**Challenge**
Find the string "amplitude" and gather every line that holds it.

Extracts from a graphics dataset:
————

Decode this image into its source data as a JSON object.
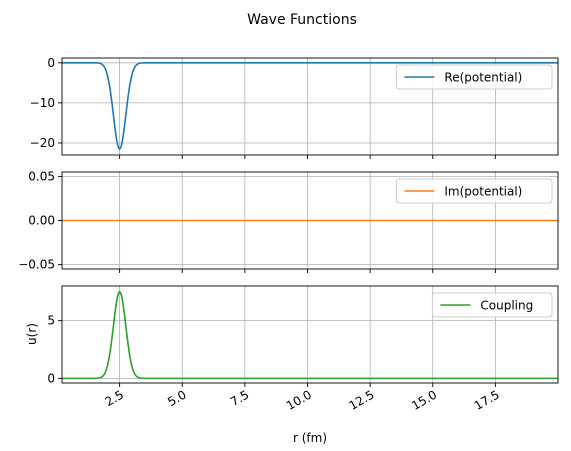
{
  "title": "Wave Functions",
  "colors": {
    "series1": "#1f77b4",
    "series2": "#ff7f0e",
    "series3": "#2ca02c",
    "grid": "#b0b0b0"
  },
  "chart_data": [
    {
      "type": "line",
      "series": [
        {
          "name": "Re(potential)",
          "x_center": 2.5,
          "amplitude": -21.5,
          "width": 0.35
        }
      ],
      "xlim": [
        0.2,
        20
      ],
      "ylim": [
        -23,
        1.2
      ],
      "yticks": [
        0,
        -10,
        -20
      ],
      "ytick_labels": [
        "0",
        "−10",
        "−20"
      ],
      "xticks": [
        2.5,
        5.0,
        7.5,
        10.0,
        12.5,
        15.0,
        17.5
      ],
      "grid": true,
      "legend": "upper right"
    },
    {
      "type": "line",
      "series": [
        {
          "name": "Im(potential)",
          "x_center": 2.5,
          "amplitude": 0.0,
          "width": 0.35
        }
      ],
      "xlim": [
        0.2,
        20
      ],
      "ylim": [
        -0.055,
        0.055
      ],
      "yticks": [
        0.05,
        0.0,
        -0.05
      ],
      "ytick_labels": [
        "0.05",
        "0.00",
        "−0.05"
      ],
      "xticks": [
        2.5,
        5.0,
        7.5,
        10.0,
        12.5,
        15.0,
        17.5
      ],
      "grid": true,
      "legend": "upper right"
    },
    {
      "type": "line",
      "series": [
        {
          "name": "Coupling",
          "x_center": 2.5,
          "amplitude": 7.5,
          "width": 0.35
        }
      ],
      "xlim": [
        0.2,
        20
      ],
      "ylim": [
        -0.4,
        8.0
      ],
      "yticks": [
        0,
        5
      ],
      "ytick_labels": [
        "0",
        "5"
      ],
      "xticks": [
        2.5,
        5.0,
        7.5,
        10.0,
        12.5,
        15.0,
        17.5
      ],
      "xtick_labels": [
        "2.5",
        "5.0",
        "7.5",
        "10.0",
        "12.5",
        "15.0",
        "17.5"
      ],
      "grid": true,
      "legend": "upper right",
      "xlabel": "r (fm)",
      "ylabel": "u(r)"
    }
  ]
}
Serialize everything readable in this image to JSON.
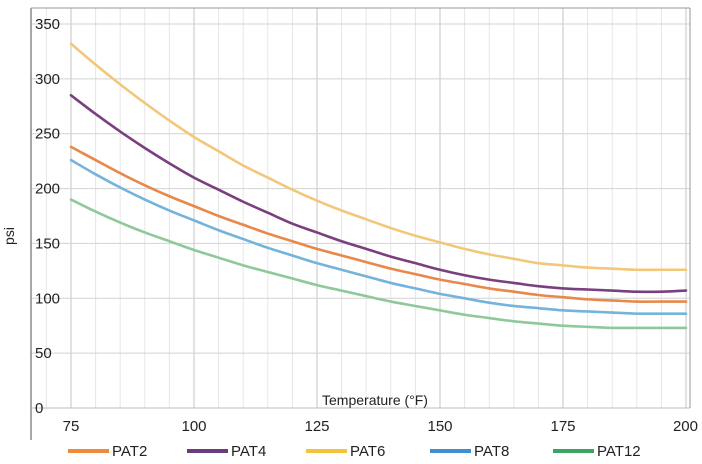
{
  "chart_data": {
    "type": "line",
    "title": "",
    "xlabel": "Temperature (°F)",
    "ylabel": "psi",
    "xlim": [
      75,
      200
    ],
    "ylim": [
      0,
      350
    ],
    "x_ticks": [
      75,
      100,
      125,
      150,
      175,
      200
    ],
    "y_ticks": [
      0,
      50,
      100,
      150,
      200,
      250,
      300,
      350
    ],
    "grid": true,
    "legend_position": "bottom",
    "x": [
      75,
      80,
      85,
      90,
      95,
      100,
      105,
      110,
      115,
      120,
      125,
      130,
      135,
      140,
      145,
      150,
      155,
      160,
      165,
      170,
      175,
      180,
      185,
      190,
      195,
      200
    ],
    "series": [
      {
        "name": "PAT2",
        "color": "#e8884a",
        "values": [
          238,
          226,
          214,
          203,
          193,
          184,
          175,
          167,
          159,
          152,
          145,
          139,
          133,
          127,
          122,
          117,
          113,
          109,
          106,
          103,
          101,
          99,
          98,
          97,
          97,
          97
        ]
      },
      {
        "name": "PAT4",
        "color": "#7a3f7e",
        "values": [
          285,
          268,
          252,
          237,
          223,
          210,
          199,
          188,
          178,
          168,
          160,
          152,
          145,
          138,
          132,
          126,
          121,
          117,
          114,
          111,
          109,
          108,
          107,
          106,
          106,
          107
        ]
      },
      {
        "name": "PAT6",
        "color": "#f3c77a",
        "values": [
          332,
          313,
          295,
          278,
          262,
          247,
          234,
          221,
          210,
          199,
          189,
          180,
          172,
          164,
          157,
          151,
          145,
          140,
          136,
          132,
          130,
          128,
          127,
          126,
          126,
          126
        ]
      },
      {
        "name": "PAT8",
        "color": "#74b3da",
        "values": [
          226,
          213,
          201,
          190,
          180,
          171,
          162,
          154,
          146,
          139,
          132,
          126,
          120,
          114,
          109,
          104,
          100,
          96,
          93,
          91,
          89,
          88,
          87,
          86,
          86,
          86
        ]
      },
      {
        "name": "PAT12",
        "color": "#8fc89a",
        "values": [
          190,
          179,
          169,
          160,
          152,
          144,
          137,
          130,
          124,
          118,
          112,
          107,
          102,
          97,
          93,
          89,
          85,
          82,
          79,
          77,
          75,
          74,
          73,
          73,
          73,
          73
        ]
      }
    ]
  },
  "legend_swatch_colors": [
    "#ef8a3a",
    "#6e3a7e",
    "#f5c23b",
    "#3d8fd1",
    "#3aa55e"
  ]
}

————

**Correct result**
          "amplitude": -21.5,
          "amplitude": 0.0,
          "amplitude": 7.5,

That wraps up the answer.